# REQUIRED WORK
All entries should be output exactly as they stand.

::::::::

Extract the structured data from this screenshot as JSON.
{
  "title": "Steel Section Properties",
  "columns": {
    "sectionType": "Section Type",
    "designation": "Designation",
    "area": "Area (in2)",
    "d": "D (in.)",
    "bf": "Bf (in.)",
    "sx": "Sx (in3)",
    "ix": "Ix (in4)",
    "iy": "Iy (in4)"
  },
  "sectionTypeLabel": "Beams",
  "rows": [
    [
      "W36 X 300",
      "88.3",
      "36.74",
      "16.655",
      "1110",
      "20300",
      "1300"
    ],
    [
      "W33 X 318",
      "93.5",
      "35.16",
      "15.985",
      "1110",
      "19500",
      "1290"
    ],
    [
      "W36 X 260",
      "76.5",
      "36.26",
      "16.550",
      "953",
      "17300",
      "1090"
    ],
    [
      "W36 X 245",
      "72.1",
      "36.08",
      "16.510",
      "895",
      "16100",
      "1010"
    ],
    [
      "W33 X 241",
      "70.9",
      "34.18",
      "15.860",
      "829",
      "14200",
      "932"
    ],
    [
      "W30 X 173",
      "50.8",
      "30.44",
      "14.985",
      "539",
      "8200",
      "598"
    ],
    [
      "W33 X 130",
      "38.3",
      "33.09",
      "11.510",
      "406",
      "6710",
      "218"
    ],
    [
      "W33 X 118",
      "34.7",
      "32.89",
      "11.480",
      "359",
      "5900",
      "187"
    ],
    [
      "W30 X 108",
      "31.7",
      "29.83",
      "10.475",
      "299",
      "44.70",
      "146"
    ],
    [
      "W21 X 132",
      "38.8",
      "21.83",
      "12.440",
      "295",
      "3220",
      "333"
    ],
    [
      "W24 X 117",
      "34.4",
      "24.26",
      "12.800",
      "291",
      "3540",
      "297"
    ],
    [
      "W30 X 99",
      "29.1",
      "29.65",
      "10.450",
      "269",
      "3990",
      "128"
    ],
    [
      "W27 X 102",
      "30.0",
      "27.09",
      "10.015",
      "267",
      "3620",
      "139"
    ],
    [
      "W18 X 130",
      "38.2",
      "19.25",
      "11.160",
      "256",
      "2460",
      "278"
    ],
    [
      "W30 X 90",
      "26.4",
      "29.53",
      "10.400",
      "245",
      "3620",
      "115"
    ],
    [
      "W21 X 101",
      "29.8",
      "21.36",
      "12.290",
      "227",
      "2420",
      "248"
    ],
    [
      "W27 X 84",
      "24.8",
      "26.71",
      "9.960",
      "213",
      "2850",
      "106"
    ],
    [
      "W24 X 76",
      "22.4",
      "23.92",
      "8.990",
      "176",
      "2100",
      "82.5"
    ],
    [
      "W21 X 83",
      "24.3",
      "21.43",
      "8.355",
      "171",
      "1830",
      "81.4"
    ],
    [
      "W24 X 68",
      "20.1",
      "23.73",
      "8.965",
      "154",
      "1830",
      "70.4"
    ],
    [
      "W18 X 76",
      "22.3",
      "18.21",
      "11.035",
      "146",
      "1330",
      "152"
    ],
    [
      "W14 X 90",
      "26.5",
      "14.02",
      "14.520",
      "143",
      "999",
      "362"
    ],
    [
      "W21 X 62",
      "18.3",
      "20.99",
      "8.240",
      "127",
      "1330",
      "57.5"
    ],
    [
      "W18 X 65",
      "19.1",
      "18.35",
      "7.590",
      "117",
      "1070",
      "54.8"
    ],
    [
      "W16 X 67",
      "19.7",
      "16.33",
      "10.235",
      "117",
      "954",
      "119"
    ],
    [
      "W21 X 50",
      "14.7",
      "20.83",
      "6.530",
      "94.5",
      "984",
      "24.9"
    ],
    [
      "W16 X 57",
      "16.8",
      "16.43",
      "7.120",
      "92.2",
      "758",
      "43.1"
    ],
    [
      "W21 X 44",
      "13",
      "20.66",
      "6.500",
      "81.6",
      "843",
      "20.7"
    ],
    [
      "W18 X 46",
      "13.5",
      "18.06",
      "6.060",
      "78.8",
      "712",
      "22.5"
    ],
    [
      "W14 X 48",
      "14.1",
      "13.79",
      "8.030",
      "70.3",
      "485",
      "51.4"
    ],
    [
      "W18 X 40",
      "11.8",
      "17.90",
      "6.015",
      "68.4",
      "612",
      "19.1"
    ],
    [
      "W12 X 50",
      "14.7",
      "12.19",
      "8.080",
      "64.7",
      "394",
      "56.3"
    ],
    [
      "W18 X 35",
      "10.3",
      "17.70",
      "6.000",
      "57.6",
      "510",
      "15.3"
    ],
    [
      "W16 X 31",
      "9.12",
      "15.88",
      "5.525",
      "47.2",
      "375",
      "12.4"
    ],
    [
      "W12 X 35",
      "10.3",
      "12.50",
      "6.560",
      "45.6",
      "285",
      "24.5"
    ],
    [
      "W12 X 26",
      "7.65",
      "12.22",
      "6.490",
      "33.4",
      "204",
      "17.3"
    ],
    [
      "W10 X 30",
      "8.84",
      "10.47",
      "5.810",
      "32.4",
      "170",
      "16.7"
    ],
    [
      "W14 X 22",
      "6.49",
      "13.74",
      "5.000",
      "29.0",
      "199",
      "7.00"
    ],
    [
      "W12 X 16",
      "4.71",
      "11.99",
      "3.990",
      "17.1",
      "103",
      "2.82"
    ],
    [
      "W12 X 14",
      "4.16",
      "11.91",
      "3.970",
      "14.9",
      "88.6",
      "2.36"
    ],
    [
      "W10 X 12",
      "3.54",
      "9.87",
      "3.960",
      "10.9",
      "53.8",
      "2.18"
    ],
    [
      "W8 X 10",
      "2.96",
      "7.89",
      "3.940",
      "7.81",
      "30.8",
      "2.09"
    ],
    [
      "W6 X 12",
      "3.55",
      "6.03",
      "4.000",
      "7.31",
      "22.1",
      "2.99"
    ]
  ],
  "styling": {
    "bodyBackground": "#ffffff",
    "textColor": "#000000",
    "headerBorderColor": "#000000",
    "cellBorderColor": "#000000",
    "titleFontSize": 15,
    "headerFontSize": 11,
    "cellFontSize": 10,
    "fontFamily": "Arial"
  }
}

::::::::

# SOLUTION
Extract the structured data from this screenshot as JSON.
{
  "title": "Steel Section Properties",
  "columns": {
    "sectionType": "Section Type",
    "designation": "Designation",
    "area": "Area (in2)",
    "d": "D (in.)",
    "bf": "Bf (in.)",
    "sx": "Sx (in3)",
    "ix": "Ix (in4)",
    "iy": "Iy (in4)"
  },
  "sectionTypeLabel": "Beams",
  "rows": [
    [
      "W36 X 300",
      "88.3",
      "36.74",
      "16.655",
      "1110",
      "20300",
      "1300"
    ],
    [
      "W33 X 318",
      "93.5",
      "35.16",
      "15.985",
      "1110",
      "19500",
      "1290"
    ],
    [
      "W36 X 260",
      "76.5",
      "36.26",
      "16.550",
      "953",
      "17300",
      "1090"
    ],
    [
      "W36 X 245",
      "72.1",
      "36.08",
      "16.510",
      "895",
      "16100",
      "1010"
    ],
    [
      "W33 X 241",
      "70.9",
      "34.18",
      "15.860",
      "829",
      "14200",
      "932"
    ],
    [
      "W30 X 173",
      "50.8",
      "30.44",
      "14.985",
      "539",
      "8200",
      "598"
    ],
    [
      "W33 X 130",
      "38.3",
      "33.09",
      "11.510",
      "406",
      "6710",
      "218"
    ],
    [
      "W33 X 118",
      "34.7",
      "32.89",
      "11.480",
      "359",
      "5900",
      "187"
    ],
    [
      "W30 X 108",
      "31.7",
      "29.83",
      "10.475",
      "299",
      "44.70",
      "146"
    ],
    [
      "W21 X 132",
      "38.8",
      "21.83",
      "12.440",
      "295",
      "3220",
      "333"
    ],
    [
      "W24 X 117",
      "34.4",
      "24.26",
      "12.800",
      "291",
      "3540",
      "297"
    ],
    [
      "W30 X 99",
      "29.1",
      "29.65",
      "10.450",
      "269",
      "3990",
      "128"
    ],
    [
      "W27 X 102",
      "30.0",
      "27.09",
      "10.015",
      "267",
      "3620",
      "139"
    ],
    [
      "W18 X 130",
      "38.2",
      "19.25",
      "11.160",
      "256",
      "2460",
      "278"
    ],
    [
      "W30 X 90",
      "26.4",
      "29.53",
      "10.400",
      "245",
      "3620",
      "115"
    ],
    [
      "W21 X 101",
      "29.8",
      "21.36",
      "12.290",
      "227",
      "2420",
      "248"
    ],
    [
      "W27 X 84",
      "24.8",
      "26.71",
      "9.960",
      "213",
      "2850",
      "106"
    ],
    [
      "W24 X 76",
      "22.4",
      "23.92",
      "8.990",
      "176",
      "2100",
      "82.5"
    ],
    [
      "W21 X 83",
      "24.3",
      "21.43",
      "8.355",
      "171",
      "1830",
      "81.4"
    ],
    [
      "W24 X 68",
      "20.1",
      "23.73",
      "8.965",
      "154",
      "1830",
      "70.4"
    ],
    [
      "W18 X 76",
      "22.3",
      "18.21",
      "11.035",
      "146",
      "1330",
      "152"
    ],
    [
      "W14 X 90",
      "26.5",
      "14.02",
      "14.520",
      "143",
      "999",
      "362"
    ],
    [
      "W21 X 62",
      "18.3",
      "20.99",
      "8.240",
      "127",
      "1330",
      "57.5"
    ],
    [
      "W18 X 65",
      "19.1",
      "18.35",
      "7.590",
      "117",
      "1070",
      "54.8"
    ],
    [
      "W16 X 67",
      "19.7",
      "16.33",
      "10.235",
      "117",
      "954",
      "119"
    ],
    [
      "W21 X 50",
      "14.7",
      "20.83",
      "6.530",
      "94.5",
      "984",
      "24.9"
    ],
    [
      "W16 X 57",
      "16.8",
      "16.43",
      "7.120",
      "92.2",
      "758",
      "43.1"
    ],
    [
      "W21 X 44",
      "13",
      "20.66",
      "6.500",
      "81.6",
      "843",
      "20.7"
    ],
    [
      "W18 X 46",
      "13.5",
      "18.06",
      "6.060",
      "78.8",
      "712",
      "22.5"
    ],
    [
      "W14 X 48",
      "14.1",
      "13.79",
      "8.030",
      "70.3",
      "485",
      "51.4"
    ],
    [
      "W18 X 40",
      "11.8",
      "17.90",
      "6.015",
      "68.4",
      "612",
      "19.1"
    ],
    [
      "W12 X 50",
      "14.7",
      "12.19",
      "8.080",
      "64.7",
      "394",
      "56.3"
    ],
    [
      "W18 X 35",
      "10.3",
      "17.70",
      "6.000",
      "57.6",
      "510",
      "15.3"
    ],
    [
      "W16 X 31",
      "9.12",
      "15.88",
      "5.525",
      "47.2",
      "375",
      "12.4"
    ],
    [
      "W12 X 35",
      "10.3",
      "12.50",
      "6.560",
      "45.6",
      "285",
      "24.5"
    ],
    [
      "W12 X 26",
      "7.65",
      "12.22",
      "6.490",
      "33.4",
      "204",
      "17.3"
    ],
    [
      "W10 X 30",
      "8.84",
      "10.47",
      "5.810",
      "32.4",
      "170",
      "16.7"
    ],
    [
      "W14 X 22",
      "6.49",
      "13.74",
      "5.000",
      "29.0",
      "199",
      "7.00"
    ],
    [
      "W12 X 16",
      "4.71",
      "11.99",
      "3.990",
      "17.1",
      "103",
      "2.82"
    ],
    [
      "W12 X 14",
      "4.16",
      "11.91",
      "3.970",
      "14.9",
      "88.6",
      "2.36"
    ],
    [
      "W10 X 12",
      "3.54",
      "9.87",
      "3.960",
      "10.9",
      "53.8",
      "2.18"
    ],
    [
      "W8 X 10",
      "2.96",
      "7.89",
      "3.940",
      "7.81",
      "30.8",
      "2.09"
    ],
    [
      "W6 X 12",
      "3.55",
      "6.03",
      "4.000",
      "7.31",
      "22.1",
      "2.99"
    ]
  ],
  "styling": {
    "bodyBackground": "#ffffff",
    "textColor": "#000000",
    "headerBorderColor": "#000000",
    "cellBorderColor": "#000000",
    "titleFontSize": 15,
    "headerFontSize": 11,
    "cellFontSize": 10,
    "fontFamily": "Arial"
  }
}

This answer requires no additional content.